__EXTRACTED DATA__:
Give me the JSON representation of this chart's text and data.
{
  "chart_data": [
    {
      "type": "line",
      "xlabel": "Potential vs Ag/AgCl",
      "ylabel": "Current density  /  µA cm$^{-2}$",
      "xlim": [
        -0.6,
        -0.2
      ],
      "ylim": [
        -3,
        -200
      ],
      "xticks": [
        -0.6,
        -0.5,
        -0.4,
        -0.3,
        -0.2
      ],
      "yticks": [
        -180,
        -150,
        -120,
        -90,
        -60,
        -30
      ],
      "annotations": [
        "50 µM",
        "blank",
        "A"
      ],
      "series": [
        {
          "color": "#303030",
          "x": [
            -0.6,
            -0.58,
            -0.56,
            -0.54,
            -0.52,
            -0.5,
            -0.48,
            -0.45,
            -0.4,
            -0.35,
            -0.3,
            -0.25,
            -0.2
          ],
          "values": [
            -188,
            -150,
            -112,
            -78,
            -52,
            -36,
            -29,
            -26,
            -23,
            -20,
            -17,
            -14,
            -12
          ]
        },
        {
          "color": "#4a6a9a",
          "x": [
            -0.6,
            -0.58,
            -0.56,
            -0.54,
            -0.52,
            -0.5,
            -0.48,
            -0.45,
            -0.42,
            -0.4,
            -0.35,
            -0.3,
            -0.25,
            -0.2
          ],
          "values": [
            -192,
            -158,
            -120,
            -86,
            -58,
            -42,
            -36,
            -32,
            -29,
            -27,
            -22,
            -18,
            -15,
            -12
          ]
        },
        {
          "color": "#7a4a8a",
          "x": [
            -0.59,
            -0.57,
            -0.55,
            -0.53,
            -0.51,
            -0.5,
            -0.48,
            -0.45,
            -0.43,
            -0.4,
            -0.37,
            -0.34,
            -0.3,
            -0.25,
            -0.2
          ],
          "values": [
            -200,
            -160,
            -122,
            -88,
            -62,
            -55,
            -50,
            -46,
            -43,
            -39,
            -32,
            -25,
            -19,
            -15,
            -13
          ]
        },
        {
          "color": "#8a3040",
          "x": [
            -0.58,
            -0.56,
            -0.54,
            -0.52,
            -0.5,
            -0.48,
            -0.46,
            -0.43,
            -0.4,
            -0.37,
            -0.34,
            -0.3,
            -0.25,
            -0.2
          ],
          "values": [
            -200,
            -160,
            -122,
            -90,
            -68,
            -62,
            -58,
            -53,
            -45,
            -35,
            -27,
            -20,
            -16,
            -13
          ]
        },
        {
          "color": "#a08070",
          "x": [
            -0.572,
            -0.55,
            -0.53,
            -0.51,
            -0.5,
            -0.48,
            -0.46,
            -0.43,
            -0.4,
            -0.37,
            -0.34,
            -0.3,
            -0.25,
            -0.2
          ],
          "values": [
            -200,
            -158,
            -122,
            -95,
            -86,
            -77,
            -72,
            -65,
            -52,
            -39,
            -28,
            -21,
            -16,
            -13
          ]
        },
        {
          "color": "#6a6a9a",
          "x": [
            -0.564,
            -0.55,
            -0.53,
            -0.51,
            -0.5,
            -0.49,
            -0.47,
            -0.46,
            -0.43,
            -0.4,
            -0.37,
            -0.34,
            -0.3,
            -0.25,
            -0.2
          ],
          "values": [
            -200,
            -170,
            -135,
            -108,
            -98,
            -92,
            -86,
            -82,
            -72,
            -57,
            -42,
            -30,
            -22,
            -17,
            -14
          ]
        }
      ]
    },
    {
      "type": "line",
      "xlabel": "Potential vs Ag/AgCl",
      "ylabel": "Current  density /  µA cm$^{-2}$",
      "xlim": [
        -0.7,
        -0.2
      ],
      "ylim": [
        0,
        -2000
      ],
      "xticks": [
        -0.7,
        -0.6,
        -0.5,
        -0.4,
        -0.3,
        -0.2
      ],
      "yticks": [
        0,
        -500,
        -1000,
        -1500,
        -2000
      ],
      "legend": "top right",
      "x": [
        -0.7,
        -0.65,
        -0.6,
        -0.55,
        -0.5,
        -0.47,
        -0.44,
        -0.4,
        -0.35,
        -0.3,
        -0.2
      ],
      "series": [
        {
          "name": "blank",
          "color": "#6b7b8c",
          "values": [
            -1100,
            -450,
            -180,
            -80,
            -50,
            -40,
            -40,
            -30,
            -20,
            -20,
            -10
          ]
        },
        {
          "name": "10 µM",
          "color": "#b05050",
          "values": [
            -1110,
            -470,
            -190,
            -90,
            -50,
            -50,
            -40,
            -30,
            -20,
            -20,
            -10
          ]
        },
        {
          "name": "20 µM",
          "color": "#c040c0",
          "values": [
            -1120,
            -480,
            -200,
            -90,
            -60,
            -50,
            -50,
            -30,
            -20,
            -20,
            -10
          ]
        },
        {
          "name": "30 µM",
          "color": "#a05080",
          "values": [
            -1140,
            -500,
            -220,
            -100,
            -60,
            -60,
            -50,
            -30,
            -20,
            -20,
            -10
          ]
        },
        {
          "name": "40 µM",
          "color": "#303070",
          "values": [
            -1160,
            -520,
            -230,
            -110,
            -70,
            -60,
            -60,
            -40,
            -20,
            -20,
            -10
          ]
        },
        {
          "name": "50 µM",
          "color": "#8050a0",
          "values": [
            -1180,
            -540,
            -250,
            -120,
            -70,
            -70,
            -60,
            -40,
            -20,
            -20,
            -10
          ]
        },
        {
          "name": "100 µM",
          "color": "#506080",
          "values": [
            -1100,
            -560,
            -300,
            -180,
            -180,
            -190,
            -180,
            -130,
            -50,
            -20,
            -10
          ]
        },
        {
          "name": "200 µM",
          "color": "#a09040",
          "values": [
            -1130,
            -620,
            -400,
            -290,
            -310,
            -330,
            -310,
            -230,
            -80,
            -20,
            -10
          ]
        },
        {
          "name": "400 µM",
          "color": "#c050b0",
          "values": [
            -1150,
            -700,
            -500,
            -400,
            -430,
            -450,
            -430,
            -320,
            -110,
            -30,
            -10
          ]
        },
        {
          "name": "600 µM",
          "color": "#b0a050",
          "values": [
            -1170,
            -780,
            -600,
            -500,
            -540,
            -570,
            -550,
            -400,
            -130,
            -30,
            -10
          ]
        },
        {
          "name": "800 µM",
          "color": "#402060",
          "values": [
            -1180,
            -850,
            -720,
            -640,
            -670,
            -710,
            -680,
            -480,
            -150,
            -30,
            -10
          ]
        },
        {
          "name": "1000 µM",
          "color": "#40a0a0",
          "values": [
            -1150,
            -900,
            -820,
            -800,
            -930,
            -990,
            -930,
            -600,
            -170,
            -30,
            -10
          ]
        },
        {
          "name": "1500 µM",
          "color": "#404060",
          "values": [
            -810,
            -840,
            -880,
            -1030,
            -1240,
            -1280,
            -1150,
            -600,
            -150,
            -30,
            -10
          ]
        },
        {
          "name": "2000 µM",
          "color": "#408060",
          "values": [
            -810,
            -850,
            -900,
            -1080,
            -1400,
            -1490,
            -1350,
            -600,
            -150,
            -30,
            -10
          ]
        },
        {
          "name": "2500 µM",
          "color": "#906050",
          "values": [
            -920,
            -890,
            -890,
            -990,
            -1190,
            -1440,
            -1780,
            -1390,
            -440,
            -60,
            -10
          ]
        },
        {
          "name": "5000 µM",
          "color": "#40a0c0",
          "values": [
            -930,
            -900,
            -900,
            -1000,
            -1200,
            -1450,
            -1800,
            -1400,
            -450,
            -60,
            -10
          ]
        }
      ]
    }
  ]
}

__TASK DIRECTIONS__: Transcribe each record exactly. Leave nothing out.

__FINISHED ANSWER__:
Give me the JSON representation of this chart's text and data.
{
  "chart_data": [
    {
      "type": "line",
      "xlabel": "Potential vs Ag/AgCl",
      "ylabel": "Current density  /  µA cm$^{-2}$",
      "xlim": [
        -0.6,
        -0.2
      ],
      "ylim": [
        -3,
        -200
      ],
      "xticks": [
        -0.6,
        -0.5,
        -0.4,
        -0.3,
        -0.2
      ],
      "yticks": [
        -180,
        -150,
        -120,
        -90,
        -60,
        -30
      ],
      "annotations": [
        "50 µM",
        "blank",
        "A"
      ],
      "series": [
        {
          "color": "#303030",
          "x": [
            -0.6,
            -0.58,
            -0.56,
            -0.54,
            -0.52,
            -0.5,
            -0.48,
            -0.45,
            -0.4,
            -0.35,
            -0.3,
            -0.25,
            -0.2
          ],
          "values": [
            -188,
            -150,
            -112,
            -78,
            -52,
            -36,
            -29,
            -26,
            -23,
            -20,
            -17,
            -14,
            -12
          ]
        },
        {
          "color": "#4a6a9a",
          "x": [
            -0.6,
            -0.58,
            -0.56,
            -0.54,
            -0.52,
            -0.5,
            -0.48,
            -0.45,
            -0.42,
            -0.4,
            -0.35,
            -0.3,
            -0.25,
            -0.2
          ],
          "values": [
            -192,
            -158,
            -120,
            -86,
            -58,
            -42,
            -36,
            -32,
            -29,
            -27,
            -22,
            -18,
            -15,
            -12
          ]
        },
        {
          "color": "#7a4a8a",
          "x": [
            -0.59,
            -0.57,
            -0.55,
            -0.53,
            -0.51,
            -0.5,
            -0.48,
            -0.45,
            -0.43,
            -0.4,
            -0.37,
            -0.34,
            -0.3,
            -0.25,
            -0.2
          ],
          "values": [
            -200,
            -160,
            -122,
            -88,
            -62,
            -55,
            -50,
            -46,
            -43,
            -39,
            -32,
            -25,
            -19,
            -15,
            -13
          ]
        },
        {
          "color": "#8a3040",
          "x": [
            -0.58,
            -0.56,
            -0.54,
            -0.52,
            -0.5,
            -0.48,
            -0.46,
            -0.43,
            -0.4,
            -0.37,
            -0.34,
            -0.3,
            -0.25,
            -0.2
          ],
          "values": [
            -200,
            -160,
            -122,
            -90,
            -68,
            -62,
            -58,
            -53,
            -45,
            -35,
            -27,
            -20,
            -16,
            -13
          ]
        },
        {
          "color": "#a08070",
          "x": [
            -0.572,
            -0.55,
            -0.53,
            -0.51,
            -0.5,
            -0.48,
            -0.46,
            -0.43,
            -0.4,
            -0.37,
            -0.34,
            -0.3,
            -0.25,
            -0.2
          ],
          "values": [
            -200,
            -158,
            -122,
            -95,
            -86,
            -77,
            -72,
            -65,
            -52,
            -39,
            -28,
            -21,
            -16,
            -13
          ]
        },
        {
          "color": "#6a6a9a",
          "x": [
            -0.564,
            -0.55,
            -0.53,
            -0.51,
            -0.5,
            -0.49,
            -0.47,
            -0.46,
            -0.43,
            -0.4,
            -0.37,
            -0.34,
            -0.3,
            -0.25,
            -0.2
          ],
          "values": [
            -200,
            -170,
            -135,
            -108,
            -98,
            -92,
            -86,
            -82,
            -72,
            -57,
            -42,
            -30,
            -22,
            -17,
            -14
          ]
        }
      ]
    },
    {
      "type": "line",
      "xlabel": "Potential vs Ag/AgCl",
      "ylabel": "Current  density /  µA cm$^{-2}$",
      "xlim": [
        -0.7,
        -0.2
      ],
      "ylim": [
        0,
        -2000
      ],
      "xticks": [
        -0.7,
        -0.6,
        -0.5,
        -0.4,
        -0.3,
        -0.2
      ],
      "yticks": [
        0,
        -500,
        -1000,
        -1500,
        -2000
      ],
      "legend": "top right",
      "x": [
        -0.7,
        -0.65,
        -0.6,
        -0.55,
        -0.5,
        -0.47,
        -0.44,
        -0.4,
        -0.35,
        -0.3,
        -0.2
      ],
      "series": [
        {
          "name": "blank",
          "color": "#6b7b8c",
          "values": [
            -1100,
            -450,
            -180,
            -80,
            -50,
            -40,
            -40,
            -30,
            -20,
            -20,
            -10
          ]
        },
        {
          "name": "10 µM",
          "color": "#b05050",
          "values": [
            -1110,
            -470,
            -190,
            -90,
            -50,
            -50,
            -40,
            -30,
            -20,
            -20,
            -10
          ]
        },
        {
          "name": "20 µM",
          "color": "#c040c0",
          "values": [
            -1120,
            -480,
            -200,
            -90,
            -60,
            -50,
            -50,
            -30,
            -20,
            -20,
            -10
          ]
        },
        {
          "name": "30 µM",
          "color": "#a05080",
          "values": [
            -1140,
            -500,
            -220,
            -100,
            -60,
            -60,
            -50,
            -30,
            -20,
            -20,
            -10
          ]
        },
        {
          "name": "40 µM",
          "color": "#303070",
          "values": [
            -1160,
            -520,
            -230,
            -110,
            -70,
            -60,
            -60,
            -40,
            -20,
            -20,
            -10
          ]
        },
        {
          "name": "50 µM",
          "color": "#8050a0",
          "values": [
            -1180,
            -540,
            -250,
            -120,
            -70,
            -70,
            -60,
            -40,
            -20,
            -20,
            -10
          ]
        },
        {
          "name": "100 µM",
          "color": "#506080",
          "values": [
            -1100,
            -560,
            -300,
            -180,
            -180,
            -190,
            -180,
            -130,
            -50,
            -20,
            -10
          ]
        },
        {
          "name": "200 µM",
          "color": "#a09040",
          "values": [
            -1130,
            -620,
            -400,
            -290,
            -310,
            -330,
            -310,
            -230,
            -80,
            -20,
            -10
          ]
        },
        {
          "name": "400 µM",
          "color": "#c050b0",
          "values": [
            -1150,
            -700,
            -500,
            -400,
            -430,
            -450,
            -430,
            -320,
            -110,
            -30,
            -10
          ]
        },
        {
          "name": "600 µM",
          "color": "#b0a050",
          "values": [
            -1170,
            -780,
            -600,
            -500,
            -540,
            -570,
            -550,
            -400,
            -130,
            -30,
            -10
          ]
        },
        {
          "name": "800 µM",
          "color": "#402060",
          "values": [
            -1180,
            -850,
            -720,
            -640,
            -670,
            -710,
            -680,
            -480,
            -150,
            -30,
            -10
          ]
        },
        {
          "name": "1000 µM",
          "color": "#40a0a0",
          "values": [
            -1150,
            -900,
            -820,
            -800,
            -930,
            -990,
            -930,
            -600,
            -170,
            -30,
            -10
          ]
        },
        {
          "name": "1500 µM",
          "color": "#404060",
          "values": [
            -810,
            -840,
            -880,
            -1030,
            -1240,
            -1280,
            -1150,
            -600,
            -150,
            -30,
            -10
          ]
        },
        {
          "name": "2000 µM",
          "color": "#408060",
          "values": [
            -810,
            -850,
            -900,
            -1080,
            -1400,
            -1490,
            -1350,
            -600,
            -150,
            -30,
            -10
          ]
        },
        {
          "name": "2500 µM",
          "color": "#906050",
          "values": [
            -920,
            -890,
            -890,
            -990,
            -1190,
            -1440,
            -1780,
            -1390,
            -440,
            -60,
            -10
          ]
        },
        {
          "name": "5000 µM",
          "color": "#40a0c0",
          "values": [
            -930,
            -900,
            -900,
            -1000,
            -1200,
            -1450,
            -1800,
            -1400,
            -450,
            -60,
            -10
          ]
        }
      ]
    }
  ]
}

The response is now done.